* STATED TASK
Each entry has to be copied exactly, with nothing missed.

* PROVIDED DATA

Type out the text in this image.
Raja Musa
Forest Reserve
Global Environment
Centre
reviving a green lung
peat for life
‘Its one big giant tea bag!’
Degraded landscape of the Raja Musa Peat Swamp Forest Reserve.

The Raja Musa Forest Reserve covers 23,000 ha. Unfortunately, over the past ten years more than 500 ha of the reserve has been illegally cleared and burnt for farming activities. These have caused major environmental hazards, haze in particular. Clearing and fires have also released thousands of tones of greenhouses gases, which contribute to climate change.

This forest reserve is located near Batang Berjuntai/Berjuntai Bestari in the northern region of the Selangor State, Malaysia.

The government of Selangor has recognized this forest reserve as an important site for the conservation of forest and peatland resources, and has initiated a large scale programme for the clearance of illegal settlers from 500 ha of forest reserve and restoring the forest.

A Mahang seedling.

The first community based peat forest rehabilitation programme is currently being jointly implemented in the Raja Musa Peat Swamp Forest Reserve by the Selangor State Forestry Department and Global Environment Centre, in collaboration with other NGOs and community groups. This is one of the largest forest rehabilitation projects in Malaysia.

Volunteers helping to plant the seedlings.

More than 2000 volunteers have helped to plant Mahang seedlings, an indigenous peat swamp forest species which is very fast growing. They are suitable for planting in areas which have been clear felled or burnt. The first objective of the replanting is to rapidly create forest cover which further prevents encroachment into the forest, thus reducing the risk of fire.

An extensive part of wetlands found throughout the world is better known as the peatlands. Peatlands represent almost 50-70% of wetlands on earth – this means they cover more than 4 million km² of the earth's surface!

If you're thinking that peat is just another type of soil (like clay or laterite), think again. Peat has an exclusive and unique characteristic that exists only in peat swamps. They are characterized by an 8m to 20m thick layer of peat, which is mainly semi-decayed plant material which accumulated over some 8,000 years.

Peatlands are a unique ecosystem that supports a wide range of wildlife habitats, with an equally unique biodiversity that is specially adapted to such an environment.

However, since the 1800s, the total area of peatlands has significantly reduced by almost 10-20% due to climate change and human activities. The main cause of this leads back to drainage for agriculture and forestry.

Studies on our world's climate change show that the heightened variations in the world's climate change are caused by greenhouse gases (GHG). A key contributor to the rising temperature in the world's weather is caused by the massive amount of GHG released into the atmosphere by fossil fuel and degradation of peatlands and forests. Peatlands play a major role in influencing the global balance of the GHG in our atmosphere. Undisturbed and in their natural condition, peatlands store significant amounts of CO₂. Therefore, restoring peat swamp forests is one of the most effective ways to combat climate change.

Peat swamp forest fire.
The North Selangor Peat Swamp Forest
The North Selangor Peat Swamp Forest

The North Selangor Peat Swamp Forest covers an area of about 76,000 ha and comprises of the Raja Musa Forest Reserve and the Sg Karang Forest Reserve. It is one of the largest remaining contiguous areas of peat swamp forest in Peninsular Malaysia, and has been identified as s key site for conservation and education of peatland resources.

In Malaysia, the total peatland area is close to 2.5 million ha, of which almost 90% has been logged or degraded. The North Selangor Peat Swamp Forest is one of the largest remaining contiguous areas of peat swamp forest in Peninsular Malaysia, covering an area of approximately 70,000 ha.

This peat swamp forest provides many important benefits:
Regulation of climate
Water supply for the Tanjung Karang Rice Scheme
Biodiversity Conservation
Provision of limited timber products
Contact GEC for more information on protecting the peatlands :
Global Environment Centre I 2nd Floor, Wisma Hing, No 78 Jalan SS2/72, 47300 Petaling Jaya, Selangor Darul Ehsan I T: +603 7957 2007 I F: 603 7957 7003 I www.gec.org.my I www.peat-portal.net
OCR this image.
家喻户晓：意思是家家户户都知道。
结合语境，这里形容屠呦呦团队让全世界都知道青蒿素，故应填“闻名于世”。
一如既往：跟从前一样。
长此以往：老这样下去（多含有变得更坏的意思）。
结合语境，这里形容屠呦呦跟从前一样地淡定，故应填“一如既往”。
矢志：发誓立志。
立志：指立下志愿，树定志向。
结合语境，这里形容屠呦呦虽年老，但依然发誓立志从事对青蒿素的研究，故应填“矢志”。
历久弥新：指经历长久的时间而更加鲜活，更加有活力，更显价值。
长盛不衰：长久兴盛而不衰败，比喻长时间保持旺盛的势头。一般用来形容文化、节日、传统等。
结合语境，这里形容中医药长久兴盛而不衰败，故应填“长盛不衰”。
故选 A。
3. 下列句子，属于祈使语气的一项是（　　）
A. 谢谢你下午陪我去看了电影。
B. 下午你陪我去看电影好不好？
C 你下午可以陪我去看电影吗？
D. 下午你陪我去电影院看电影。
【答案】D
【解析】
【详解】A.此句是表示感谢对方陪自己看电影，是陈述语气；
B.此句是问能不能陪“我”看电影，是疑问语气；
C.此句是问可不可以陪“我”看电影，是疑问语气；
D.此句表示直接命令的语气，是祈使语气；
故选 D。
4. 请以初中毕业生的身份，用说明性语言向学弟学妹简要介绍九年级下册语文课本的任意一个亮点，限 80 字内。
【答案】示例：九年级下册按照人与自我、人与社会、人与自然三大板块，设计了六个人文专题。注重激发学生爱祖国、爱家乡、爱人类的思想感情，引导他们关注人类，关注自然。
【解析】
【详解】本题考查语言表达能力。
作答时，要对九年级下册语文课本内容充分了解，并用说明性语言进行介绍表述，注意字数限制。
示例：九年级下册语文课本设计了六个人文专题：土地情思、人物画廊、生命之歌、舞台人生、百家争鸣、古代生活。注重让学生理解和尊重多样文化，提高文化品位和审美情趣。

* WRITTEN REPLY
Type out the text in this image.
Raja Musa
Forest Reserve
Global Environment
Centre
reviving a green lung
peat for life
‘Its one big giant tea bag!’
Degraded landscape of the Raja Musa Peat Swamp Forest Reserve.

The Raja Musa Forest Reserve covers 23,000 ha. Unfortunately, over the past ten years more than 500 ha of the reserve has been illegally cleared and burnt for farming activities. These have caused major environmental hazards, haze in particular. Clearing and fires have also released thousands of tones of greenhouses gases, which contribute to climate change.

This forest reserve is located near Batang Berjuntai/Berjuntai Bestari in the northern region of the Selangor State, Malaysia.

The government of Selangor has recognized this forest reserve as an important site for the conservation of forest and peatland resources, and has initiated a large scale programme for the clearance of illegal settlers from 500 ha of forest reserve and restoring the forest.

A Mahang seedling.

The first community based peat forest rehabilitation programme is currently being jointly implemented in the Raja Musa Peat Swamp Forest Reserve by the Selangor State Forestry Department and Global Environment Centre, in collaboration with other NGOs and community groups. This is one of the largest forest rehabilitation projects in Malaysia.

Volunteers helping to plant the seedlings.

More than 2000 volunteers have helped to plant Mahang seedlings, an indigenous peat swamp forest species which is very fast growing. They are suitable for planting in areas which have been clear felled or burnt. The first objective of the replanting is to rapidly create forest cover which further prevents encroachment into the forest, thus reducing the risk of fire.

An extensive part of wetlands found throughout the world is better known as the peatlands. Peatlands represent almost 50-70% of wetlands on earth – this means they cover more than 4 million km² of the earth's surface!

If you're thinking that peat is just another type of soil (like clay or laterite), think again. Peat has an exclusive and unique characteristic that exists only in peat swamps. They are characterized by an 8m to 20m thick layer of peat, which is mainly semi-decayed plant material which accumulated over some 8,000 years.

Peatlands are a unique ecosystem that supports a wide range of wildlife habitats, with an equally unique biodiversity that is specially adapted to such an environment.

However, since the 1800s, the total area of peatlands has significantly reduced by almost 10-20% due to climate change and human activities. The main cause of this leads back to drainage for agriculture and forestry.

Studies on our world's climate change show that the heightened variations in the world's climate change are caused by greenhouse gases (GHG). A key contributor to the rising temperature in the world's weather is caused by the massive amount of GHG released into the atmosphere by fossil fuel and degradation of peatlands and forests. Peatlands play a major role in influencing the global balance of the GHG in our atmosphere. Undisturbed and in their natural condition, peatlands store significant amounts of CO₂. Therefore, restoring peat swamp forests is one of the most effective ways to combat climate change.

Peat swamp forest fire.
The North Selangor Peat Swamp Forest
The North Selangor Peat Swamp Forest

The North Selangor Peat Swamp Forest covers an area of about 76,000 ha and comprises of the Raja Musa Forest Reserve and the Sg Karang Forest Reserve. It is one of the largest remaining contiguous areas of peat swamp forest in Peninsular Malaysia, and has been identified as s key site for conservation and education of peatland resources.

In Malaysia, the total peatland area is close to 2.5 million ha, of which almost 90% has been logged or degraded. The North Selangor Peat Swamp Forest is one of the largest remaining contiguous areas of peat swamp forest in Peninsular Malaysia, covering an area of approximately 70,000 ha.

This peat swamp forest provides many important benefits:
Regulation of climate
Water supply for the Tanjung Karang Rice Scheme
Biodiversity Conservation
Provision of limited timber products
Contact GEC for more information on protecting the peatlands :
Global Environment Centre I 2nd Floor, Wisma Hing, No 78 Jalan SS2/72, 47300 Petaling Jaya, Selangor Darul Ehsan I T: +603 7957 2007 I F: 603 7957 7003 I www.gec.org.my I www.peat-portal.net
OCR this image.
家喻户晓：意思是家家户户都知道。
结合语境，这里形容屠呦呦团队让全世界都知道青蒿素，故应填“闻名于世”。
一如既往：跟从前一样。
长此以往：老这样下去（多含有变得更坏的意思）。
结合语境，这里形容屠呦呦跟从前一样地淡定，故应填“一如既往”。
矢志：发誓立志。
立志：指立下志愿，树定志向。
结合语境，这里形容屠呦呦虽年老，但依然发誓立志从事对青蒿素的研究，故应填“矢志”。
历久弥新：指经历长久的时间而更加鲜活，更加有活力，更显价值。
长盛不衰：长久兴盛而不衰败，比喻长时间保持旺盛的势头。一般用来形容文化、节日、传统等。
结合语境，这里形容中医药长久兴盛而不衰败，故应填“长盛不衰”。
故选 A。
3. 下列句子，属于祈使语气的一项是（　　）
A. 谢谢你下午陪我去看了电影。
B. 下午你陪我去看电影好不好？
C 你下午可以陪我去看电影吗？
D. 下午你陪我去电影院看电影。
【答案】D
【解析】
【详解】A.此句是表示感谢对方陪自己看电影，是陈述语气；
B.此句是问能不能陪“我”看电影，是疑问语气；
C.此句是问可不可以陪“我”看电影，是疑问语气；
D.此句表示直接命令的语气，是祈使语气；
故选 D。
4. 请以初中毕业生的身份，用说明性语言向学弟学妹简要介绍九年级下册语文课本的任意一个亮点，限 80 字内。
【答案】示例：九年级下册按照人与自我、人与社会、人与自然三大板块，设计了六个人文专题。注重激发学生爱祖国、爱家乡、爱人类的思想感情，引导他们关注人类，关注自然。
【解析】
【详解】本题考查语言表达能力。
作答时，要对九年级下册语文课本内容充分了解，并用说明性语言进行介绍表述，注意字数限制。
示例：九年级下册语文课本设计了六个人文专题：土地情思、人物画廊、生命之歌、舞台人生、百家争鸣、古代生活。注重让学生理解和尊重多样文化，提高文化品位和审美情趣。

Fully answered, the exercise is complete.